• COMPLETE THE FOLLOWING:
1. Reproduce everything in the Minotaur icon painting post from "You can do your" down to "your freehand work.".
2. Write the next part of the Minotaur icon painting post, picking up after its final sentence.

• SOURCE:
┄┄┄┄┄┄┄┄┄┄

I skated out of painting the new Minotaur chapter icon when I posted this Minotaur Space Marine model I painted a few months back. After getting a few requests on how to paint the actual chapter symbol and not the shortcuts I did, I thought I might give it a go to see just how hard it would be to duplicate in freehand.
My initial impression was that it would be fairly easy to do and I was close. It's not hard to do once you know how to break it down into shapes, it's just keeping track of a few key spots in order to get the right feeling to the iconography.
I sat down and sketched it out a couple times until I knew I had a workable process that I could reproduce with my paintbrush on an actual model. Not that it would be super easy, but it was doable.
I decided I would be adding this (my freehand work) at the end of my painting in order to keep the overall model painting time down to a minimum.
You can do your freehand before or after you paint your model, each has it's pros and cons and it's worth considering both methods. I discuss that very thing in this post on when to do your freehand work.
I started out by painting up a shoulderpad in the bronze/gold look the models would have so I could see how the final freehand would look over the real basecolor. I used the same method I did on my previous model. It does me no good to paint it on something grey only to find out it (the colors I chose) don't really work that well over a bronze metallic basecoat later on. This way, I could modify either part so the end result was what I was looking for.

┄┄┄┄┄┄┄┄┄┄

• DATA EXCERPT:
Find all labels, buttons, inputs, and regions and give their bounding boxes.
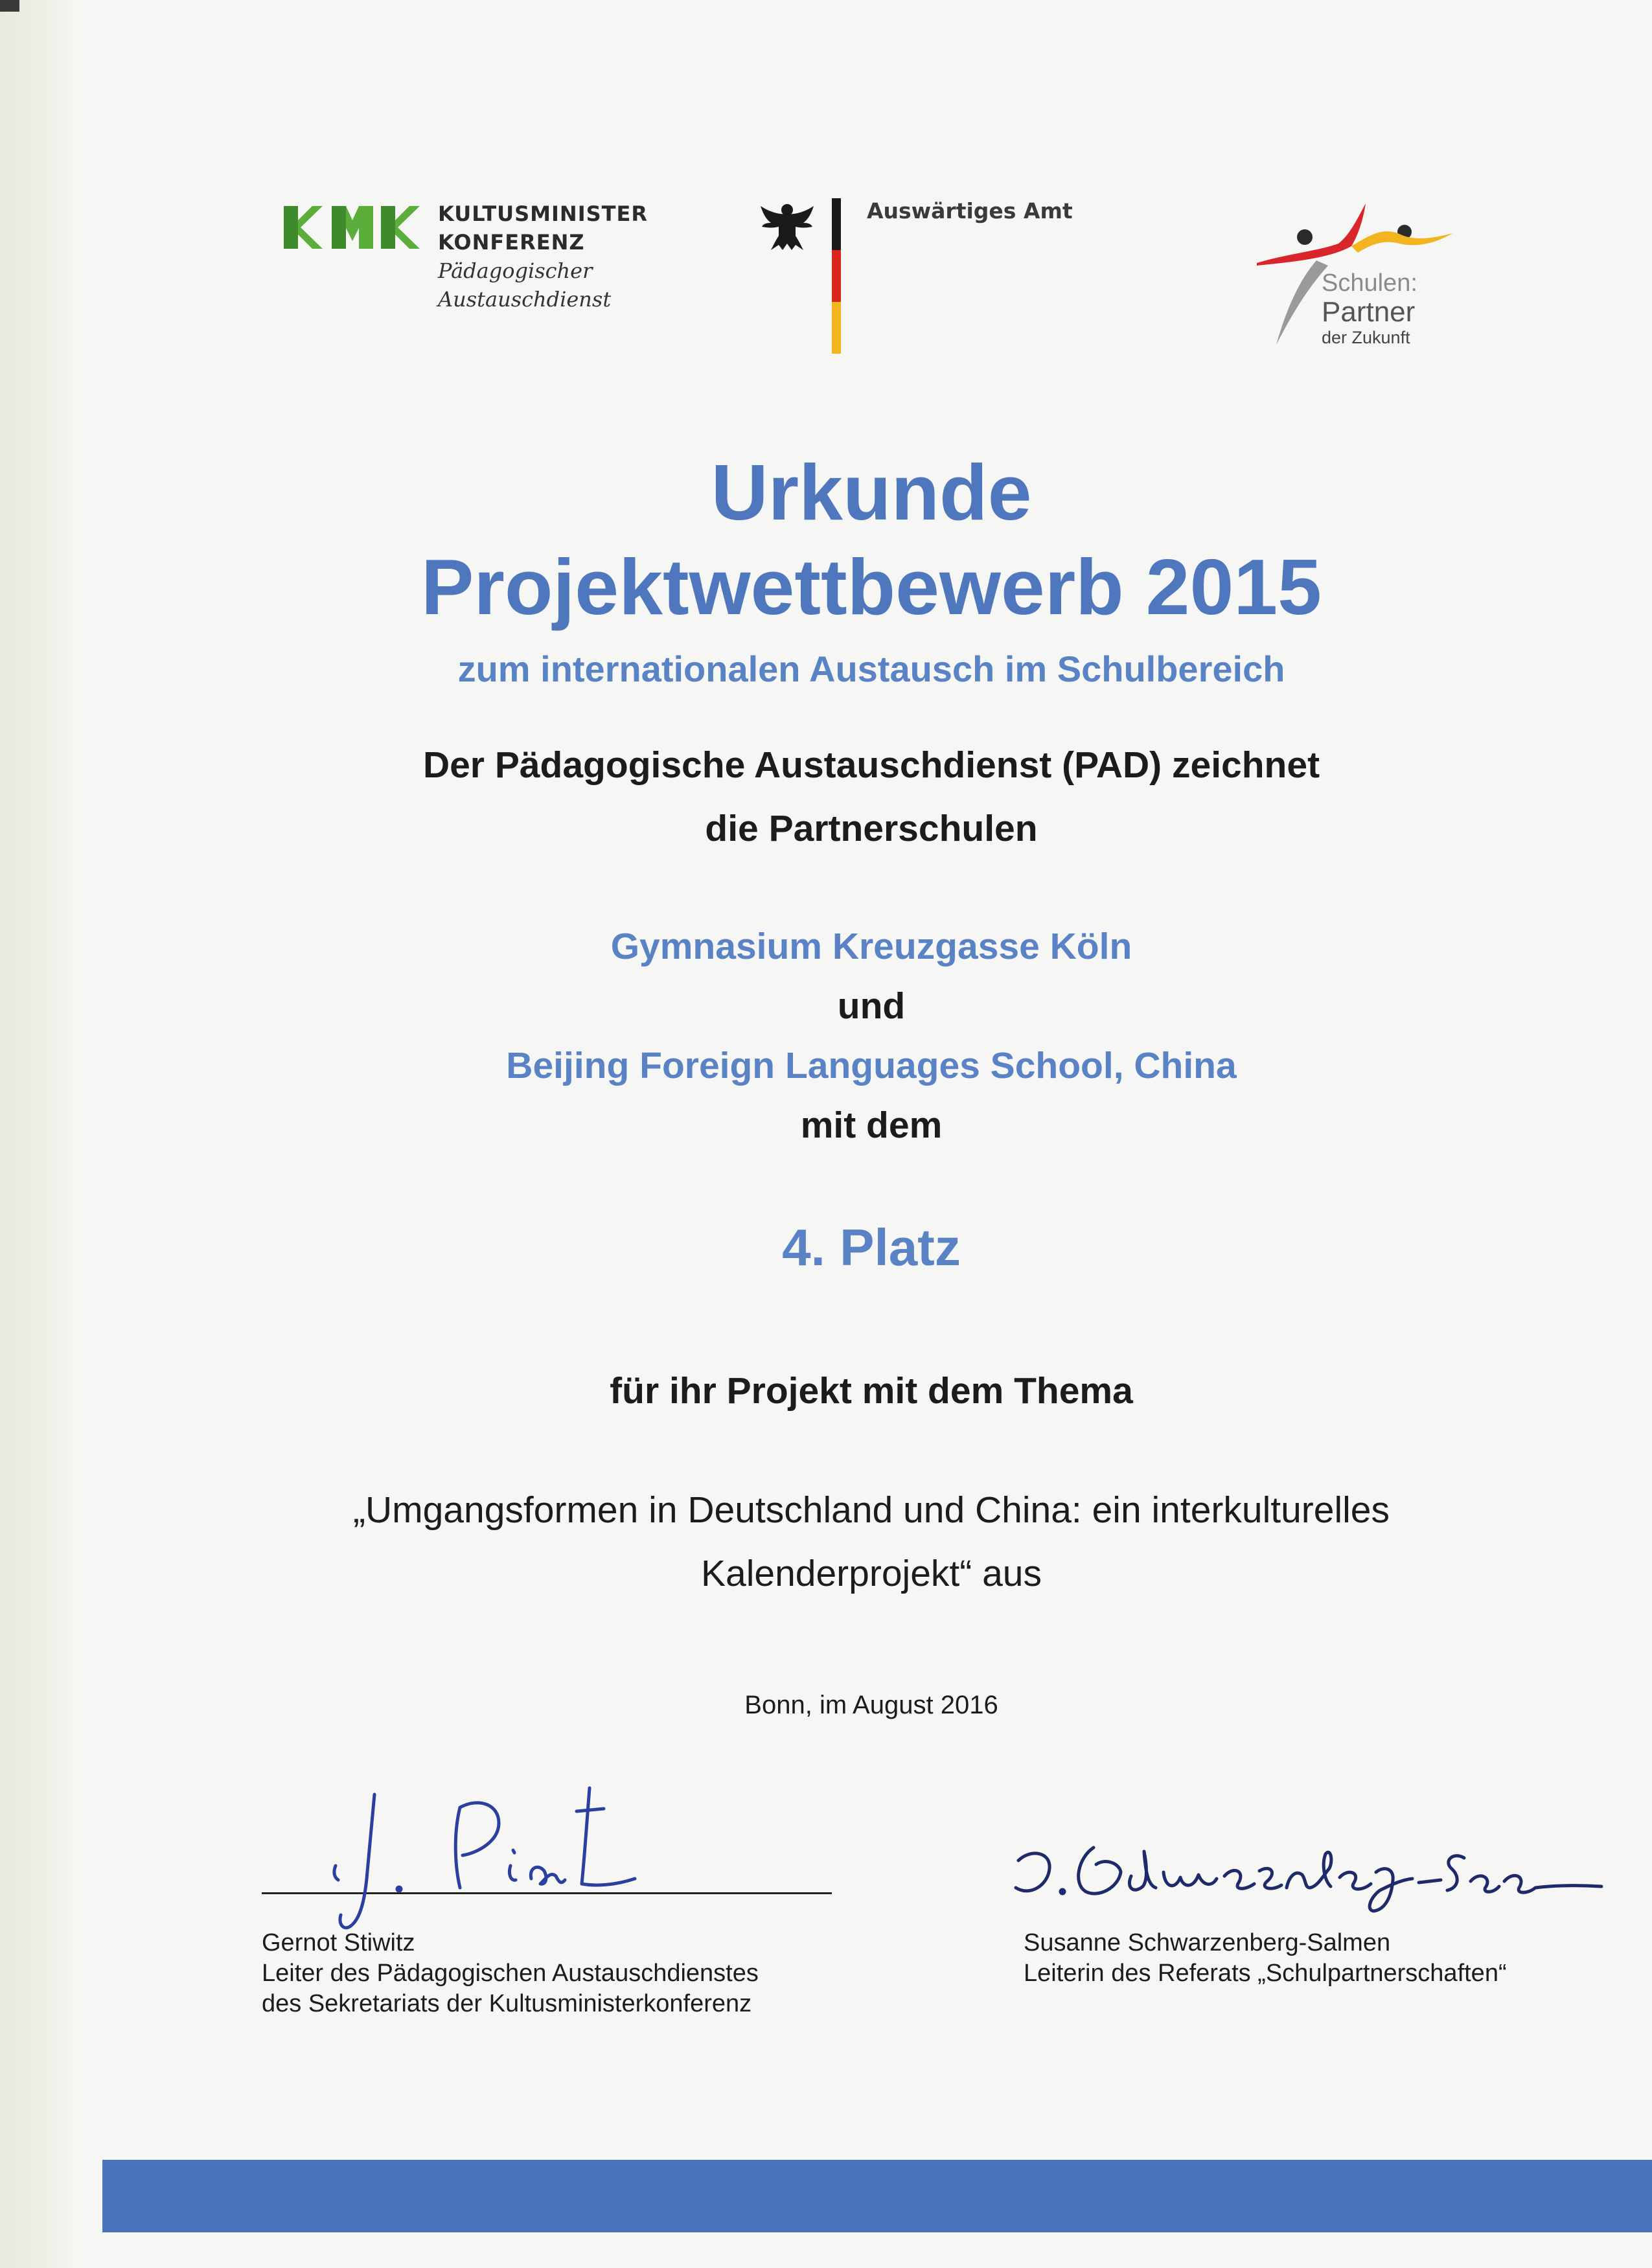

┄┄┄┄┄┄┄┄┄┄

• ANSWER SET:
1.
You can do your freehand before or after you paint your model, each has it's pros and cons and it's worth considering both methods. I discuss that very thing in this post on when to do your freehand work.

2.
Here's where the problems started
And I hit the very problem I anticipated. Trying to get this detailed of an image to look good over a metallic color is near impossible for me. What I needed to do was repaint my base color as a light brown in order to make the icon stand out. The background color needs to be a flat color or better yet, non-metallic metal for this icon to work the best I think. That can add considerable time to painting your models and slows everything down. NMM is not something you're going to crank out quickly nor is it something I want to do on a few dozen shoulderpads.
Once I had it (my shoulderpad) repainted with my tan instead of bronze, it was a matter of following the steps I came up with and "building" the overall shape of the minotaur head. Note I said build it and not try to draw it outright in one pass. By building it from smaller shapes, I'm able to reproduce it consistently each time I go to do it.
The few areas I found I had to watch out for were the length of the nose compared to the width of the top of the head. You don't want him to have too short of a nose so you need to make sure the top of the head is the correct width in relation to the icon's height overall. Another problem is the amount fine line work on the image overall. This is not simply a blood drop or a simple tactical squad arrow.
Painting this icon will try your patience to say the least.
I ended up breaking out my fine tipped drawing pen to help with some of the line work. My brush could do it, but the more I worked on the image, the more I found myself looking for alternatives to painting... like not doing it at all.
So what's the verdict?
You certainly can paint your Minotaurs chapter symbol onto every shoulderpad. I'm not ever going do it though. I'd paint it onto my vehicles where I had a larger area to work on and my linework did not have to be absolutely perfect. When it comes to troop shoulderpads though, it's decals (which I don't do that often myself) or most likely casting.
Check out the two part shoulderpad mold making and casting series here.
I'd even go so far as to say that you could paint the icon normally over a regular metallic background as long as it was sculpted onto the surface. The added texture would help it stand out and the use of a wash or two around the edges would help make it pop out as well.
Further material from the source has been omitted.